## Recorded information
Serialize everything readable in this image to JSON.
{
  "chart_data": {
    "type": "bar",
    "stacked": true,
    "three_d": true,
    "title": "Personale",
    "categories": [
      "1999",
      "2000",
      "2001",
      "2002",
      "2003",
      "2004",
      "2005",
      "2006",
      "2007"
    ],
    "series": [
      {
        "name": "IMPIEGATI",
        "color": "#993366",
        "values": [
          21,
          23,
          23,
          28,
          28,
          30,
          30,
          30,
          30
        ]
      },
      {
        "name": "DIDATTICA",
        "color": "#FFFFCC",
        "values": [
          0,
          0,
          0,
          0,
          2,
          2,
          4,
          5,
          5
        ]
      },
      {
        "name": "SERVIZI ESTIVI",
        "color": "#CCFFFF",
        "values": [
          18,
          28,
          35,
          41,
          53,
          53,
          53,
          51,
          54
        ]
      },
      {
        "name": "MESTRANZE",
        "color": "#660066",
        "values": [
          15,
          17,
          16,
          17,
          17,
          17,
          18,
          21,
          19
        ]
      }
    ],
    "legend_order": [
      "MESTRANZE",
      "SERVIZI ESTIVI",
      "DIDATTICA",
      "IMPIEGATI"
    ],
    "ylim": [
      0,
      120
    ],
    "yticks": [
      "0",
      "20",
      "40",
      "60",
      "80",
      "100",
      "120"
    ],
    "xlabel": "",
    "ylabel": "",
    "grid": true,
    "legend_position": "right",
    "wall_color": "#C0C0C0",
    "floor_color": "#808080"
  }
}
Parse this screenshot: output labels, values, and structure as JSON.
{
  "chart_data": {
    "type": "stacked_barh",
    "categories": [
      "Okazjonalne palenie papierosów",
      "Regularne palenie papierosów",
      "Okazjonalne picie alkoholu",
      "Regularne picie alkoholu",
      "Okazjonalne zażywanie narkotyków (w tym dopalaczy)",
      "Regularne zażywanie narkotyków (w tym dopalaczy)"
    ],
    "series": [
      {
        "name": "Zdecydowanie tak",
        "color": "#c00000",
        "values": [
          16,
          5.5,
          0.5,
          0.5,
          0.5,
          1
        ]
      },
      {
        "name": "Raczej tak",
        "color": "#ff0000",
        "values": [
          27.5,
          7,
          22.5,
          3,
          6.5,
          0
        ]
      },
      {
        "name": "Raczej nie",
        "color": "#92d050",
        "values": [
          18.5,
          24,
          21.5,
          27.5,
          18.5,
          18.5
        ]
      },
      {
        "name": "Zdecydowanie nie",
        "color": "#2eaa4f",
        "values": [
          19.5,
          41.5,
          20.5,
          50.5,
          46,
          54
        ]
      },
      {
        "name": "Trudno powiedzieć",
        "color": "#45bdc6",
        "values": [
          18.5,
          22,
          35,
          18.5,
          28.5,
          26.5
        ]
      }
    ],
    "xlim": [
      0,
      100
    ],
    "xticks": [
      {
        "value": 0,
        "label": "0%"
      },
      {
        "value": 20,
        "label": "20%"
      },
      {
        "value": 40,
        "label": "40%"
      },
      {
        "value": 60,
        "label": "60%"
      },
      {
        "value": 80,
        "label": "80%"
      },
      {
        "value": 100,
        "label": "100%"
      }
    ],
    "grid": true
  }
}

## To do
Gather each line holding the string "SERVIZI".

## Response
        "name": "SERVIZI ESTIVI",
      "SERVIZI ESTIVI",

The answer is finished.